The request:
Copy word for word the stretch of rows from the very first one through the line containing "annotation-suffix: due to", including both ends.

>> START Exercise data

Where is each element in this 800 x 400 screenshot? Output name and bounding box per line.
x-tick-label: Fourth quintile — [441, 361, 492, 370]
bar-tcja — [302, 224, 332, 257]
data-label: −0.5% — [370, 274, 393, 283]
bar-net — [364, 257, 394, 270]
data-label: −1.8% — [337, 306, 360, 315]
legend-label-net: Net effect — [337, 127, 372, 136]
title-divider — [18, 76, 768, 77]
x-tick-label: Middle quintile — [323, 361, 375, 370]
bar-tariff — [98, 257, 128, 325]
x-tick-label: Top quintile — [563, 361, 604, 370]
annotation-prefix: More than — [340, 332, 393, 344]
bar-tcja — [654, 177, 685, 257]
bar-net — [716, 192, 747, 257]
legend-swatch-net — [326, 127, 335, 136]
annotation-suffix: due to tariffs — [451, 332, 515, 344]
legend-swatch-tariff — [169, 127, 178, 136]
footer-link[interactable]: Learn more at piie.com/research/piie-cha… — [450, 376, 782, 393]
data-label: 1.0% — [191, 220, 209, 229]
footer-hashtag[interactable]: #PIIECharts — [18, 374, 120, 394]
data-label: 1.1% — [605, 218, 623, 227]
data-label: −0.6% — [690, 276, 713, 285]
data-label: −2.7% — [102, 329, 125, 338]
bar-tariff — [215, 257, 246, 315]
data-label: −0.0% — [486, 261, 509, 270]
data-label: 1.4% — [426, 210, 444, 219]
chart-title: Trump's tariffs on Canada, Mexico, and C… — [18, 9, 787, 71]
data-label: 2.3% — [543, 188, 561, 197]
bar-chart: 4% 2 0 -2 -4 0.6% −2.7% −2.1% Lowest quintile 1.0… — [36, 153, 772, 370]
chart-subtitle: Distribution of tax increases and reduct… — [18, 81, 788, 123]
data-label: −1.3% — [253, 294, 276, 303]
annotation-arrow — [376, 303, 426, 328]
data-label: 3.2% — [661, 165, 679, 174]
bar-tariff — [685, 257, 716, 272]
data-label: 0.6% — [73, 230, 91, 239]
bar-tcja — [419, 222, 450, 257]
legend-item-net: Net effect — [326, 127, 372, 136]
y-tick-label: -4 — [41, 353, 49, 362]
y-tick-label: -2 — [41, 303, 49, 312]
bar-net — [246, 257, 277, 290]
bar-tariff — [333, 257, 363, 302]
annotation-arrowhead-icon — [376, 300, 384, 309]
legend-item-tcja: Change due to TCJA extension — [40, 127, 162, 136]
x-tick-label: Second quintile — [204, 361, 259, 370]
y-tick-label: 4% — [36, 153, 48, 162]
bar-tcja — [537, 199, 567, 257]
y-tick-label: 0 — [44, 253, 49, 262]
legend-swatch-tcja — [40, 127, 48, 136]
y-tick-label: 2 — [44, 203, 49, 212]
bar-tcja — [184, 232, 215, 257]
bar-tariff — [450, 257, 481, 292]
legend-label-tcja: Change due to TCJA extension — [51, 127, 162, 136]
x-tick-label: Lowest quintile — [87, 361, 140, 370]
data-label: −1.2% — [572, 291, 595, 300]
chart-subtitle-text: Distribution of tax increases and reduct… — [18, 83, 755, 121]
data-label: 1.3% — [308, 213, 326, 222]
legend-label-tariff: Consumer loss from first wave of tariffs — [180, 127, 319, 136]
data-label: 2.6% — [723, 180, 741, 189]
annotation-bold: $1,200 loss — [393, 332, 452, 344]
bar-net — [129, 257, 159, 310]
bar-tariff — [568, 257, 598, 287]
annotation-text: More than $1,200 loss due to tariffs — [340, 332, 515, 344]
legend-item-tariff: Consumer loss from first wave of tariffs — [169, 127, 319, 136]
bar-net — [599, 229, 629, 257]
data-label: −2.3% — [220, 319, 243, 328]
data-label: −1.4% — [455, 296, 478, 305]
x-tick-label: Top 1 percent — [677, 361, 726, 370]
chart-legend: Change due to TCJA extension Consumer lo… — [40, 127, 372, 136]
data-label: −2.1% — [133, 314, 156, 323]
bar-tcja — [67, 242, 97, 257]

>> END Exercise data

Solution to this task:
Where is each element in this 800 x 400 screenshot? Output name and bounding box per line.
x-tick-label: Fourth quintile — [441, 361, 492, 370]
bar-tcja — [302, 224, 332, 257]
data-label: −0.5% — [370, 274, 393, 283]
bar-net — [364, 257, 394, 270]
data-label: −1.8% — [337, 306, 360, 315]
legend-label-net: Net effect — [337, 127, 372, 136]
title-divider — [18, 76, 768, 77]
x-tick-label: Middle quintile — [323, 361, 375, 370]
bar-tariff — [98, 257, 128, 325]
x-tick-label: Top quintile — [563, 361, 604, 370]
annotation-prefix: More than — [340, 332, 393, 344]
bar-tcja — [654, 177, 685, 257]
bar-net — [716, 192, 747, 257]
legend-swatch-net — [326, 127, 335, 136]
annotation-suffix: due to tariffs — [451, 332, 515, 344]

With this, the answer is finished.